---- Data rows

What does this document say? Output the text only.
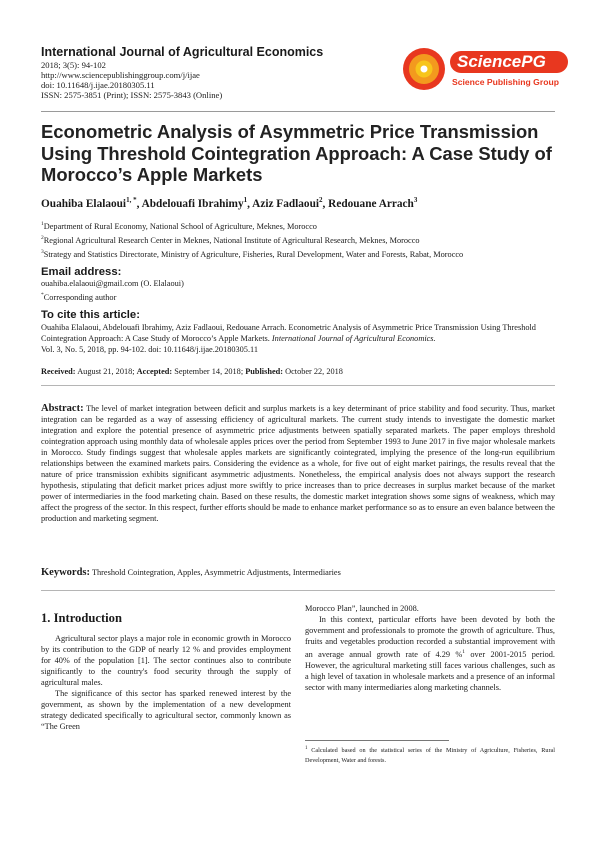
International Journal of Agricultural Economics
2018; 3(5): 94-102
http://www.sciencepublishinggroup.com/j/ijae
doi: 10.11648/j.ijae.20180305.11
ISSN: 2575-3851 (Print); ISSN: 2575-3843 (Online)
SciencePG
Science Publishing Group
Econometric Analysis of Asymmetric Price Transmission Using Threshold Cointegration Approach: A Case Study of Morocco’s Apple Markets
Ouahiba Elalaoui$^{1, *}$, Abdelouafi Ibrahimy$^1$, Aziz Fadlaoui$^2$, Redouane Arrach$^3$
$^1$Department of Rural Economy, National School of Agriculture, Meknes, Morocco
$^2$Regional Agricultural Research Center in Meknes, National Institute of Agricultural Research, Meknes, Morocco
$^3$Strategy and Statistics Directorate, Ministry of Agriculture, Fisheries, Rural Development, Water and Forests, Rabat, Morocco
Email address:
ouahiba.elalaoui@gmail.com (O. Elalaoui)
*Corresponding author
To cite this article:
Ouahiba Elalaoui, Abdelouafi Ibrahimy, Aziz Fadlaoui, Redouane Arrach. Econometric Analysis of Asymmetric Price Transmission Using Threshold Cointegration Approach: A Case Study of Morocco’s Apple Markets. International Journal of Agricultural Economics.
Vol. 3, No. 5, 2018, pp. 94-102. doi: 10.11648/j.ijae.20180305.11
Received: August 21, 2018; Accepted: September 14, 2018; Published: October 22, 2018
Abstract: The level of market integration between deficit and surplus markets is a key determinant of price stability and food security. Thus, market integration can be regarded as a way of assessing efficiency of agricultural markets. The current study intends to investigate the domestic market integration and explore the potential presence of asymmetric price adjustments between spatially separated markets. The paper employs threshold cointegration approach using monthly data of wholesale apples prices over the period from September 1993 to June 2017 in five major wholesale markets in Morocco. Study findings suggest that wholesale apples markets are significantly cointegrated, implying the presence of the long-run equilibrium relationships between the examined markets pairs. Considering the evidence as a whole, for five out of eight market pairings, the results reveal that the nature of price transmission exhibits significant asymmetric adjustments. Nonetheless, the empirical analysis does not always support the research hypothesis, stipulating that deficit market prices adjust more swiftly to price increases than to price decreases in surplus market because of the market power of intermediaries in the food marketing chain. Based on these results, the domestic market integration shows some signs of weakness, which may affect the progress of the sector. In this respect, further efforts should be made to enhance market performance so as to ensure an even balance between the production and marketing segment.
Keywords: Threshold Cointegration, Apples, Asymmetric Adjustments, Intermediaries
1. Introduction

Agricultural sector plays a major role in economic growth in Morocco by its contribution to the GDP of nearly 12 % and provides employment for 40% of the population [1]. The sector continues also to contribute significantly to the country's food security through the supply of agricultural males.

The significance of this sector has sparked renewed interest by the government, as shown by the implementation of a new development strategy dedicated specifically to agricultural sector, commonly known as “The Green

Morocco Plan”, launched in 2008.

In this context, particular efforts have been devoted by both the government and professionals to promote the growth of agriculture. Thus, fruits and vegetables production recorded a substantial improvement with an average annual growth rate of 4.29 %$^1$ over 2001-2015 period. However, the agricultural marketing still faces various challenges, such as a high level of taxation in wholesale markets and a presence of an informal sector with many intermediaries along marketing channels.

$^1$ Calculated based on the statistical series of the Ministry of Agriculture, Fisheries, Rural Development, Water and forests.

--------

Objective – Track down every line holding the string "Aziz" and copy it.

Answer for this exercise –
Ouahiba Elalaoui$^{1, *}$, Abdelouafi Ibrahimy$^1$, Aziz Fadlaoui$^2$, Redouane Arrach$^3$
Ouahiba Elalaoui, Abdelouafi Ibrahimy, Aziz Fadlaoui, Redouane Arrach. Econometric Analysis of Asymmetric Price Transmission Using Threshold Cointegration Approach: A Case Study of Morocco’s Apple Markets. International Journal of Agricultural Economics.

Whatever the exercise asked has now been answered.